## The records
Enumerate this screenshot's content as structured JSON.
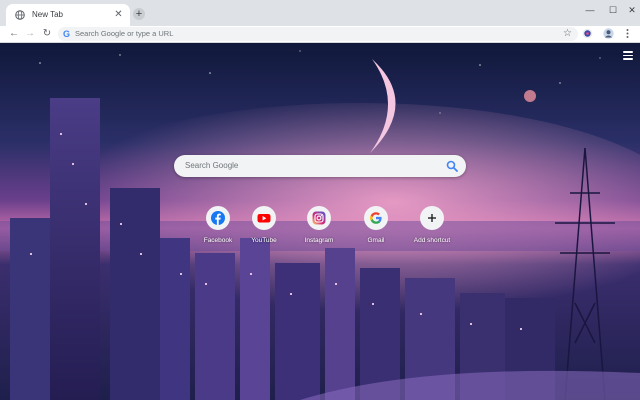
{
  "browser": {
    "tab": {
      "title": "New Tab"
    },
    "new_tab_symbol": "+",
    "window_controls": {
      "minimize": "—",
      "maximize": "☐",
      "close": "✕"
    },
    "toolbar": {
      "back": "←",
      "forward": "→",
      "reload": "↻",
      "omnibox_g": "G",
      "omnibox_placeholder": "Search Google or type a URL",
      "star": "☆"
    }
  },
  "ntp": {
    "search_placeholder": "Search Google",
    "shortcuts": [
      {
        "label": "Facebook",
        "icon": "facebook-icon",
        "color": "#1877f2"
      },
      {
        "label": "YouTube",
        "icon": "youtube-icon",
        "color": "#ff0000"
      },
      {
        "label": "Instagram",
        "icon": "instagram-icon",
        "color": "#c13584"
      },
      {
        "label": "Gmail",
        "icon": "google-icon",
        "color": "#4285f4"
      },
      {
        "label": "Add shortcut",
        "icon": "plus-icon",
        "color": "#202124"
      }
    ]
  },
  "colors": {
    "accent": "#4285f4",
    "tabstrip": "#dee1e6"
  }
}
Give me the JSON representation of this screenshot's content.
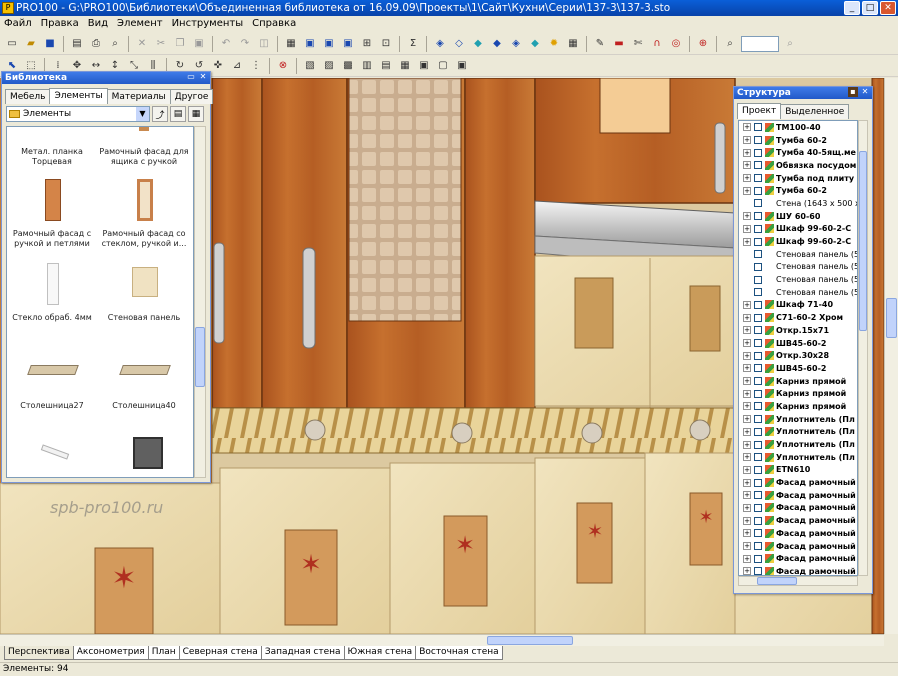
{
  "window": {
    "title": "PRO100 - G:\\PRO100\\Библиотеки\\Объединенная библиотека от 16.09.09\\Проекты\\1\\Сайт\\Кухни\\Серии\\137-3\\137-3.sto"
  },
  "menu": [
    "Файл",
    "Правка",
    "Вид",
    "Элемент",
    "Инструменты",
    "Справка"
  ],
  "toolbar": {
    "zoom": "",
    "icons": [
      "new-icon",
      "open-icon",
      "save-icon",
      "print-icon",
      "cut-icon",
      "copy-icon",
      "paste-icon",
      "undo-icon",
      "redo-icon",
      "sum-icon",
      "cube-icon",
      "light-icon",
      "magnet-icon",
      "select-icon",
      "move-icon",
      "rotate-icon",
      "zoom-icon"
    ]
  },
  "watermark": "spb-pro100.ru",
  "library": {
    "title": "Библиотека",
    "tabs": [
      "Мебель",
      "Элементы",
      "Материалы",
      "Другое"
    ],
    "active_tab": "Элементы",
    "folder": "Элементы",
    "items": [
      "Метал. планка Торцевая",
      "Рамочный фасад для ящика с ручкой",
      "Рамочный фасад с ручкой и петлями",
      "Рамочный фасад со стеклом, ручкой и...",
      "Стекло обраб. 4мм",
      "Стеновая панель",
      "Столешница27",
      "Столешница40",
      "",
      ""
    ]
  },
  "structure": {
    "title": "Структура",
    "tabs": [
      "Проект",
      "Выделенное"
    ],
    "active_tab": "Проект",
    "items": [
      {
        "label": "ТМ100-40",
        "bold": true
      },
      {
        "label": "Тумба 60-2",
        "bold": true
      },
      {
        "label": "Тумба 40-5ящ.ме",
        "bold": true
      },
      {
        "label": "Обвязка посудом",
        "bold": true
      },
      {
        "label": "Тумба под плиту",
        "bold": true
      },
      {
        "label": "Тумба 60-2",
        "bold": true
      },
      {
        "label": "Стена  (1643 x 500 x 5(",
        "bold": false
      },
      {
        "label": "ШУ 60-60",
        "bold": true
      },
      {
        "label": "Шкаф 99-60-2-С",
        "bold": true
      },
      {
        "label": "Шкаф 99-60-2-С",
        "bold": true
      },
      {
        "label": "Стеновая панель  (50 :",
        "bold": false
      },
      {
        "label": "Стеновая панель  (50 :",
        "bold": false
      },
      {
        "label": "Стеновая панель  (50 :",
        "bold": false
      },
      {
        "label": "Стеновая панель  (50 :",
        "bold": false
      },
      {
        "label": "Шкаф 71-40",
        "bold": true
      },
      {
        "label": "С71-60-2 Хром",
        "bold": true
      },
      {
        "label": "Откр.15х71",
        "bold": true
      },
      {
        "label": "ШВ45-60-2",
        "bold": true
      },
      {
        "label": "Откр.30х28",
        "bold": true
      },
      {
        "label": "ШВ45-60-2",
        "bold": true
      },
      {
        "label": "Карниз прямой",
        "bold": true
      },
      {
        "label": "Карниз прямой",
        "bold": true
      },
      {
        "label": "Карниз прямой",
        "bold": true
      },
      {
        "label": "Уплотнитель (Пл",
        "bold": true
      },
      {
        "label": "Уплотнитель (Пл",
        "bold": true
      },
      {
        "label": "Уплотнитель (Пл",
        "bold": true
      },
      {
        "label": "Уплотнитель (Пл",
        "bold": true
      },
      {
        "label": "ETN610",
        "bold": true
      },
      {
        "label": "Фасад рамочный",
        "bold": true
      },
      {
        "label": "Фасад рамочный",
        "bold": true
      },
      {
        "label": "Фасад рамочный",
        "bold": true
      },
      {
        "label": "Фасад рамочный",
        "bold": true
      },
      {
        "label": "Фасад рамочный",
        "bold": true
      },
      {
        "label": "Фасад рамочный",
        "bold": true
      },
      {
        "label": "Фасад рамочный",
        "bold": true
      },
      {
        "label": "Фасад рамочный",
        "bold": true
      }
    ]
  },
  "view_tabs": [
    "Перспектива",
    "Аксонометрия",
    "План",
    "Северная стена",
    "Западная стена",
    "Южная стена",
    "Восточная стена"
  ],
  "active_view": "Перспектива",
  "status": "Элементы: 94"
}
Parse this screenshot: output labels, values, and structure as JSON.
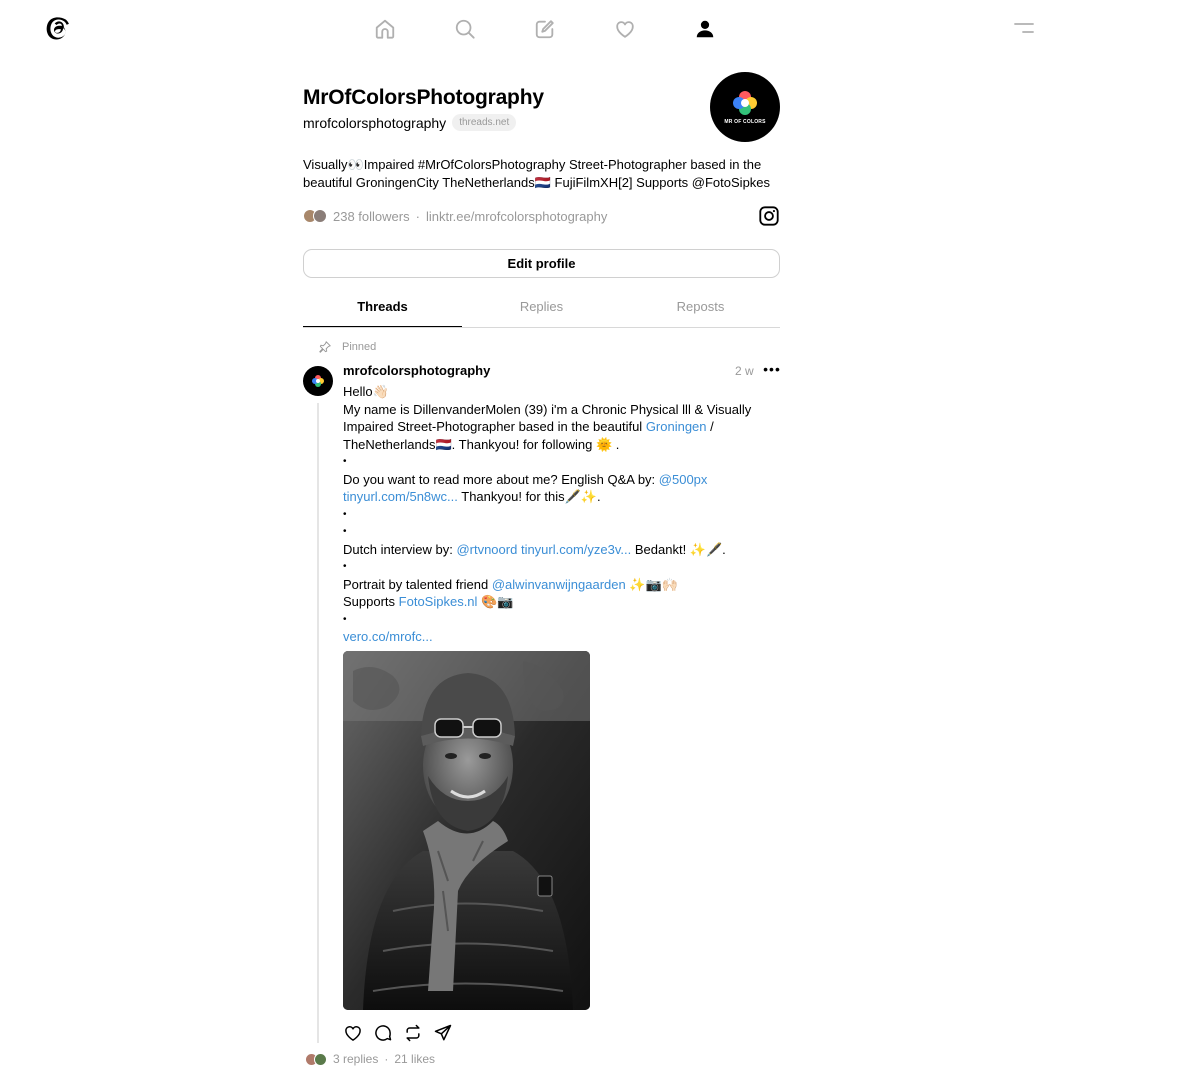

## Given problem
Copy every record above exactly as written, but leave out the pictures.

## Result of the task
Enumerate this screenshot's content as structured JSON.
{
  "browser": {
    "tab": {
      "title": "New Tab"
    },
    "new_tab_symbol": "+",
    "window_controls": {
      "minimize": "—",
      "maximize": "☐",
      "close": "✕"
    },
    "toolbar": {
      "back": "←",
      "forward": "→",
      "reload": "↻",
      "omnibox_g": "G",
      "omnibox_placeholder": "Search Google or type a URL",
      "star": "☆"
    }
  },
  "ntp": {
    "search_placeholder": "Search Google",
    "shortcuts": [
      {
        "label": "Facebook",
        "icon": "facebook-icon",
        "color": "#1877f2"
      },
      {
        "label": "YouTube",
        "icon": "youtube-icon",
        "color": "#ff0000"
      },
      {
        "label": "Instagram",
        "icon": "instagram-icon",
        "color": "#c13584"
      },
      {
        "label": "Gmail",
        "icon": "google-icon",
        "color": "#4285f4"
      },
      {
        "label": "Add shortcut",
        "icon": "plus-icon",
        "color": "#202124"
      }
    ]
  },
  "colors": {
    "accent": "#4285f4",
    "tabstrip": "#dee1e6"
  }
}
Give me the JSON representation of this screenshot's content.
{
  "window": {
    "title": "PRO100 - G:\\PRO100\\Библиотеки\\Объединенная библиотека от 16.09.09\\Проекты\\1\\Сайт\\Кухни\\Серии\\137-3\\137-3.sto"
  },
  "menu": [
    "Файл",
    "Правка",
    "Вид",
    "Элемент",
    "Инструменты",
    "Справка"
  ],
  "toolbar": {
    "zoom": "",
    "icons": [
      "new-icon",
      "open-icon",
      "save-icon",
      "print-icon",
      "cut-icon",
      "copy-icon",
      "paste-icon",
      "undo-icon",
      "redo-icon",
      "sum-icon",
      "cube-icon",
      "light-icon",
      "magnet-icon",
      "select-icon",
      "move-icon",
      "rotate-icon",
      "zoom-icon"
    ]
  },
  "watermark": "spb-pro100.ru",
  "library": {
    "title": "Библиотека",
    "tabs": [
      "Мебель",
      "Элементы",
      "Материалы",
      "Другое"
    ],
    "active_tab": "Элементы",
    "folder": "Элементы",
    "items": [
      "Метал. планка Торцевая",
      "Рамочный фасад для ящика с ручкой",
      "Рамочный фасад с ручкой и петлями",
      "Рамочный фасад со стеклом, ручкой и...",
      "Стекло обраб. 4мм",
      "Стеновая панель",
      "Столешница27",
      "Столешница40",
      "",
      ""
    ]
  },
  "structure": {
    "title": "Структура",
    "tabs": [
      "Проект",
      "Выделенное"
    ],
    "active_tab": "Проект",
    "items": [
      {
        "label": "ТМ100-40",
        "bold": true
      },
      {
        "label": "Тумба 60-2",
        "bold": true
      },
      {
        "label": "Тумба 40-5ящ.ме",
        "bold": true
      },
      {
        "label": "Обвязка посудом",
        "bold": true
      },
      {
        "label": "Тумба под плиту",
        "bold": true
      },
      {
        "label": "Тумба 60-2",
        "bold": true
      },
      {
        "label": "Стена  (1643 x 500 x 5(",
        "bold": false
      },
      {
        "label": "ШУ 60-60",
        "bold": true
      },
      {
        "label": "Шкаф 99-60-2-С",
        "bold": true
      },
      {
        "label": "Шкаф 99-60-2-С",
        "bold": true
      },
      {
        "label": "Стеновая панель  (50 :",
        "bold": false
      },
      {
        "label": "Стеновая панель  (50 :",
        "bold": false
      },
      {
        "label": "Стеновая панель  (50 :",
        "bold": false
      },
      {
        "label": "Стеновая панель  (50 :",
        "bold": false
      },
      {
        "label": "Шкаф 71-40",
        "bold": true
      },
      {
        "label": "С71-60-2 Хром",
        "bold": true
      },
      {
        "label": "Откр.15х71",
        "bold": true
      },
      {
        "label": "ШВ45-60-2",
        "bold": true
      },
      {
        "label": "Откр.30х28",
        "bold": true
      },
      {
        "label": "ШВ45-60-2",
        "bold": true
      },
      {
        "label": "Карниз прямой",
        "bold": true
      },
      {
        "label": "Карниз прямой",
        "bold": true
      },
      {
        "label": "Карниз прямой",
        "bold": true
      },
      {
        "label": "Уплотнитель (Пл",
        "bold": true
      },
      {
        "label": "Уплотнитель (Пл",
        "bold": true
      },
      {
        "label": "Уплотнитель (Пл",
        "bold": true
      },
      {
        "label": "Уплотнитель (Пл",
        "bold": true
      },
      {
        "label": "ETN610",
        "bold": true
      },
      {
        "label": "Фасад рамочный",
        "bold": true
      },
      {
        "label": "Фасад рамочный",
        "bold": true
      },
      {
        "label": "Фасад рамочный",
        "bold": true
      },
      {
        "label": "Фасад рамочный",
        "bold": true
      },
      {
        "label": "Фасад рамочный",
        "bold": true
      },
      {
        "label": "Фасад рамочный",
        "bold": true
      },
      {
        "label": "Фасад рамочный",
        "bold": true
      },
      {
        "label": "Фасад рамочный",
        "bold": true
      }
    ]
  },
  "view_tabs": [
    "Перспектива",
    "Аксонометрия",
    "План",
    "Северная стена",
    "Западная стена",
    "Южная стена",
    "Восточная стена"
  ],
  "active_view": "Перспектива",
  "status": "Элементы: 94"
}
Parse this screenshot: output labels, values, and structure as JSON.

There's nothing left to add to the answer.